## Recorded data
[Begin]
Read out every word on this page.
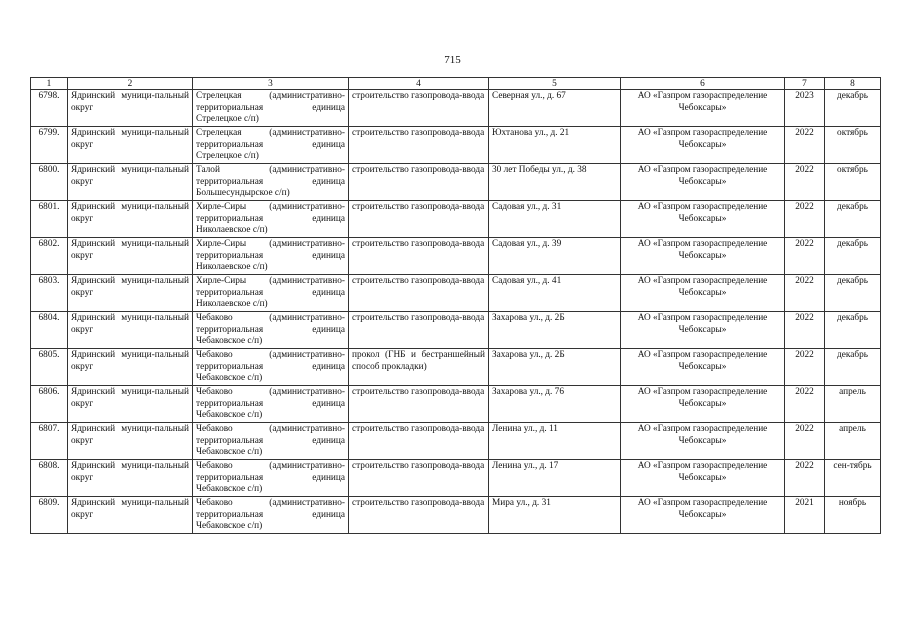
715
1	2	3	4	5	6	7	8
6798.	Ядринский муници-пальный округ	Стрелецкая (административно-территориальная единица Стрелецкое с/п)	строительство газопровода-ввода	Северная ул., д. 67	АО «Газпром газораспределение Чебоксары»	2023	декабрь
6799.	Ядринский муници-пальный округ	Стрелецкая (административно-территориальная единица Стрелецкое с/п)	строительство газопровода-ввода	Юхтанова ул., д. 21	АО «Газпром газораспределение Чебоксары»	2022	октябрь
6800.	Ядринский муници-пальный округ	Талой (административно-территориальная единица Большесундырское с/п)	строительство газопровода-ввода	30 лет Победы ул., д. 38	АО «Газпром газораспределение Чебоксары»	2022	октябрь
6801.	Ядринский муници-пальный округ	Хирле-Сиры (административно-территориальная единица Николаевское с/п)	строительство газопровода-ввода	Садовая ул., д. 31	АО «Газпром газораспределение Чебоксары»	2022	декабрь
6802.	Ядринский муници-пальный округ	Хирле-Сиры (административно-территориальная единица Николаевское с/п)	строительство газопровода-ввода	Садовая ул., д. 39	АО «Газпром газораспределение Чебоксары»	2022	декабрь
6803.	Ядринский муници-пальный округ	Хирле-Сиры (административно-территориальная единица Николаевское с/п)	строительство газопровода-ввода	Садовая ул., д. 41	АО «Газпром газораспределение Чебоксары»	2022	декабрь
6804.	Ядринский муници-пальный округ	Чебаково (административно-территориальная единица Чебаковское с/п)	строительство газопровода-ввода	Захарова ул., д. 2Б	АО «Газпром газораспределение Чебоксары»	2022	декабрь
6805.	Ядринский муници-пальный округ	Чебаково (административно-территориальная единица Чебаковское с/п)	прокол (ГНБ и бестраншейный способ прокладки)	Захарова ул., д. 2Б	АО «Газпром газораспределение Чебоксары»	2022	декабрь
6806.	Ядринский муници-пальный округ	Чебаково (административно-территориальная единица Чебаковское с/п)	строительство газопровода-ввода	Захарова ул., д. 76	АО «Газпром газораспределение Чебоксары»	2022	апрель
6807.	Ядринский муници-пальный округ	Чебаково (административно-территориальная единица Чебаковское с/п)	строительство газопровода-ввода	Ленина ул., д. 11	АО «Газпром газораспределение Чебоксары»	2022	апрель
6808.	Ядринский муници-пальный округ	Чебаково (административно-территориальная единица Чебаковское с/п)	строительство газопровода-ввода	Ленина ул., д. 17	АО «Газпром газораспределение Чебоксары»	2022	сен-тябрь
6809.	Ядринский муници-пальный округ	Чебаково (административно-территориальная единица Чебаковское с/п)	строительство газопровода-ввода	Мира ул., д. 31	АО «Газпром газораспределение Чебоксары»	2021	ноябрь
[End]
## Given task
Show every line that contains the word "октябрь".

## Response for this exercise
6799.	Ядринский муници-пальный округ	Стрелецкая (административно-территориальная единица Стрелецкое с/п)	строительство газопровода-ввода	Юхтанова ул., д. 21	АО «Газпром газораспределение Чебоксары»	2022	октябрь
6800.	Ядринский муници-пальный округ	Талой (административно-территориальная единица Большесундырское с/п)	строительство газопровода-ввода	30 лет Победы ул., д. 38	АО «Газпром газораспределение Чебоксары»	2022	октябрь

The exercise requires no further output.